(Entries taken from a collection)
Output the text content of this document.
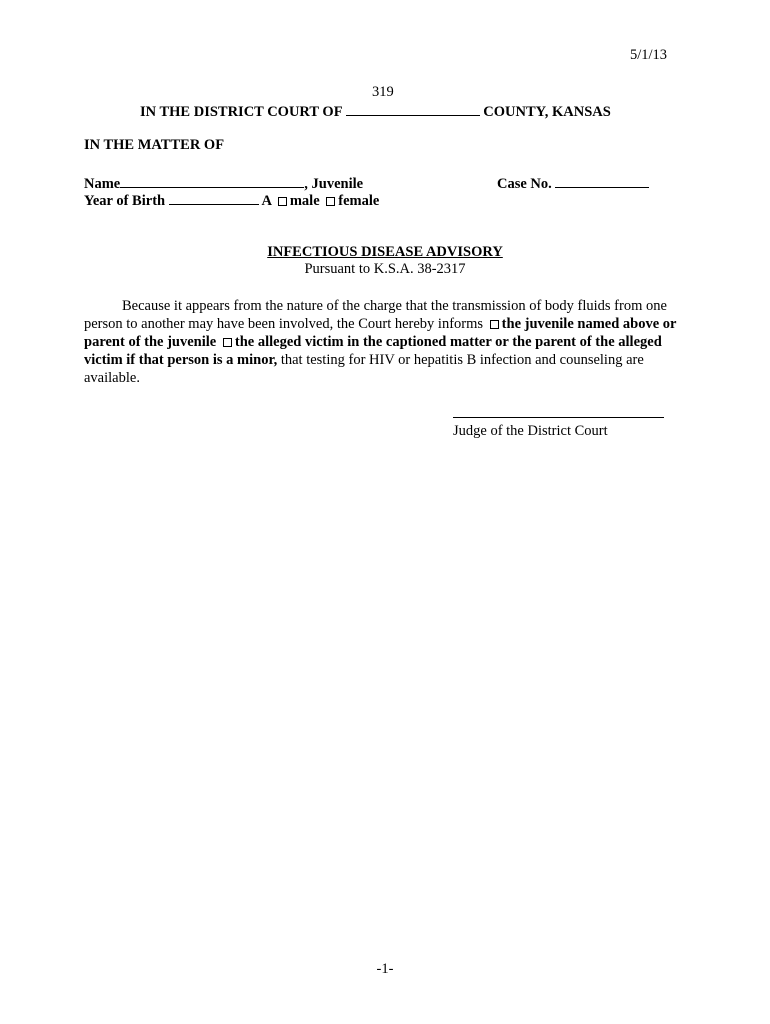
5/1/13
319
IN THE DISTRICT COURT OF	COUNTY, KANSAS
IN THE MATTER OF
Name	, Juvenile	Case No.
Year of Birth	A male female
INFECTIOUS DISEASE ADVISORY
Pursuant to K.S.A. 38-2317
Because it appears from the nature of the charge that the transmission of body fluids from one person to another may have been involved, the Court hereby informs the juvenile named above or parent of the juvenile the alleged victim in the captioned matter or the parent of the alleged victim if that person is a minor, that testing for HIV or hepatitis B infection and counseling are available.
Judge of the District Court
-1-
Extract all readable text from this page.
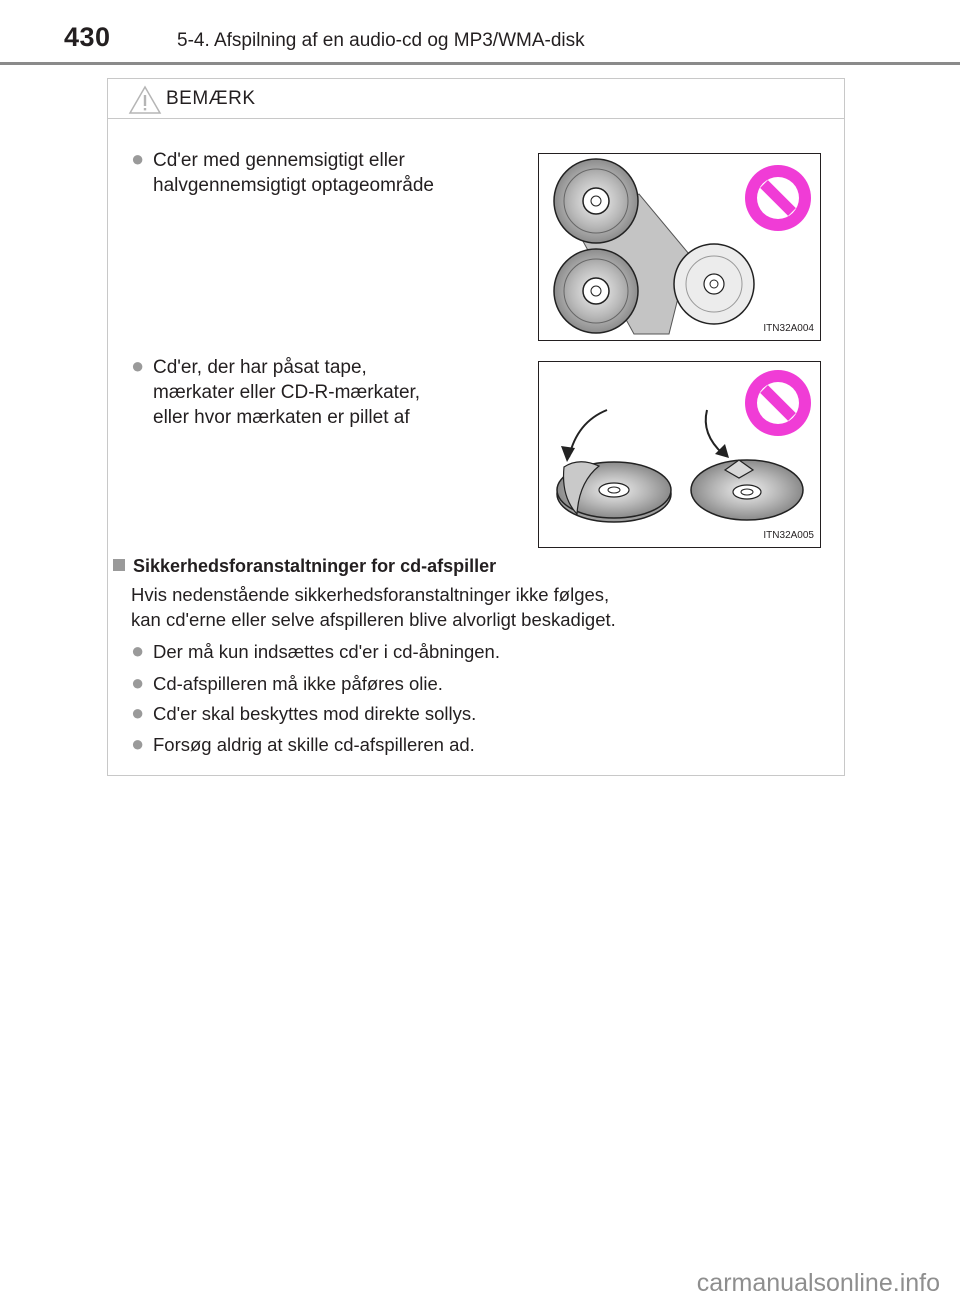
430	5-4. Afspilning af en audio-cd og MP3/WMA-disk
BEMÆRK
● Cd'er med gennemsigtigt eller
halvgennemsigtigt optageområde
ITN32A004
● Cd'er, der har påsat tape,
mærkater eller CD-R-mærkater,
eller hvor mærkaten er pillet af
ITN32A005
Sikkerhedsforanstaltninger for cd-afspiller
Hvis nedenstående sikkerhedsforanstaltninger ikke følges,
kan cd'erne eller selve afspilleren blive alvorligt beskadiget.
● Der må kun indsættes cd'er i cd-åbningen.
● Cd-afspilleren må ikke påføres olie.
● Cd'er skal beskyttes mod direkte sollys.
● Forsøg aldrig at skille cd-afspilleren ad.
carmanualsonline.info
--
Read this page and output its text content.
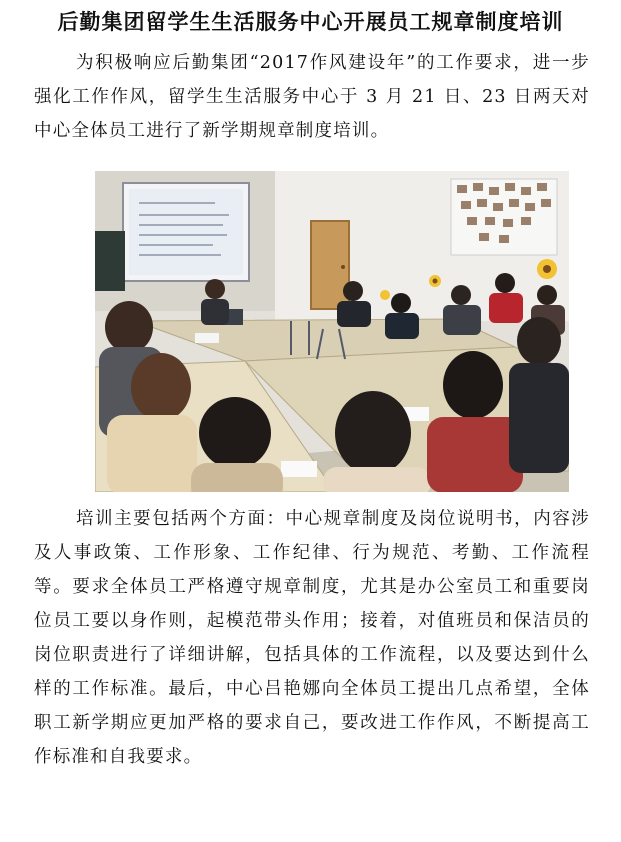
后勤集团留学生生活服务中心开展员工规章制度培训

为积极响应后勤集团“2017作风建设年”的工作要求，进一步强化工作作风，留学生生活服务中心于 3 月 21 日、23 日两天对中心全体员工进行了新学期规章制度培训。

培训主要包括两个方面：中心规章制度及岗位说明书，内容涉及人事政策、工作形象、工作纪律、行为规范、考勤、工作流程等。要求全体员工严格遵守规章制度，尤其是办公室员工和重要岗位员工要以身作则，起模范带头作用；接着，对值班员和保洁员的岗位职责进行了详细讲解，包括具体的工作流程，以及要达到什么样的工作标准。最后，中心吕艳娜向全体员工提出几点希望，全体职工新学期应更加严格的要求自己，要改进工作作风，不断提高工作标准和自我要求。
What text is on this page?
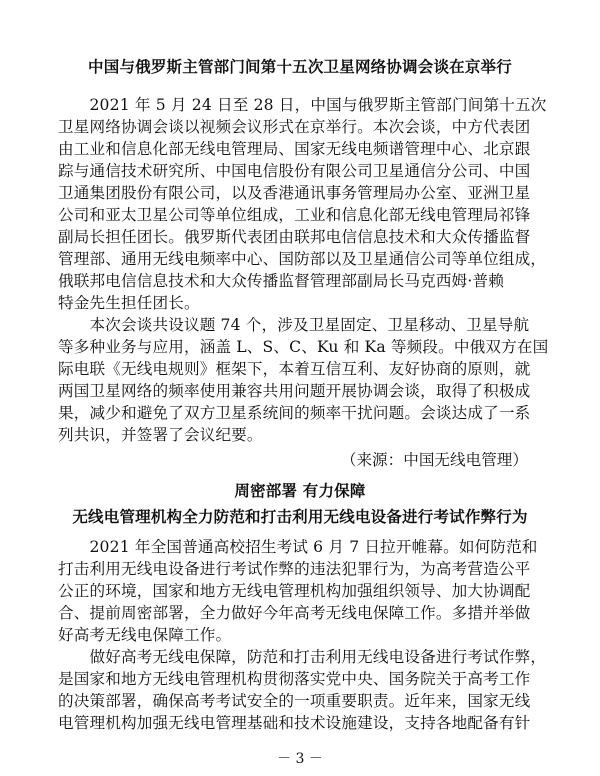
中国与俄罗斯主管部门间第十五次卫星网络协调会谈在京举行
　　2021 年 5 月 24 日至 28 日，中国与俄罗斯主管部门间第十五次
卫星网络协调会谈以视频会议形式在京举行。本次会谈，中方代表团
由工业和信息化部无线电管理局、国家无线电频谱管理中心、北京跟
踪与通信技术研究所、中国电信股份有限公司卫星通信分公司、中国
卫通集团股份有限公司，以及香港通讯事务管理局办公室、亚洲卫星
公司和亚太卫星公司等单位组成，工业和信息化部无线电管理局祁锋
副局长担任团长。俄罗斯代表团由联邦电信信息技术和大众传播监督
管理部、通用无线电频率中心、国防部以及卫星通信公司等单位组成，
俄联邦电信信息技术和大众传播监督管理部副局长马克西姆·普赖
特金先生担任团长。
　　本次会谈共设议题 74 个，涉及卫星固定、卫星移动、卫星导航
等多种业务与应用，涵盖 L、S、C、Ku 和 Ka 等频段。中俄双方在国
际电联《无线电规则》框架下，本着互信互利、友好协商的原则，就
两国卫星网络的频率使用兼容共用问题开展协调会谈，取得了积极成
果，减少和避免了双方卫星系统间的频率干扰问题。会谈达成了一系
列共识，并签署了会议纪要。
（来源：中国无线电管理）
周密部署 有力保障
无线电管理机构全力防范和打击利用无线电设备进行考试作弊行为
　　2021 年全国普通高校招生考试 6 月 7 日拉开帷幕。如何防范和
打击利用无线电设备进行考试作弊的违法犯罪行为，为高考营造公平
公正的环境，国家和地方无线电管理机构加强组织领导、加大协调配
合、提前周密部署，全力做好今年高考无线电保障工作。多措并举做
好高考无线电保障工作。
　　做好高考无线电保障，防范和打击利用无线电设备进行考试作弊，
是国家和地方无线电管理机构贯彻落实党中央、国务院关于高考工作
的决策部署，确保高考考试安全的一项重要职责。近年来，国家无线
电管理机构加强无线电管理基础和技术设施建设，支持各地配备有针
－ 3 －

WHAT IS BEING ASKED
From the data above, work out how many lines contain the string "content" and reply with only the number.

THE SOLUTION
2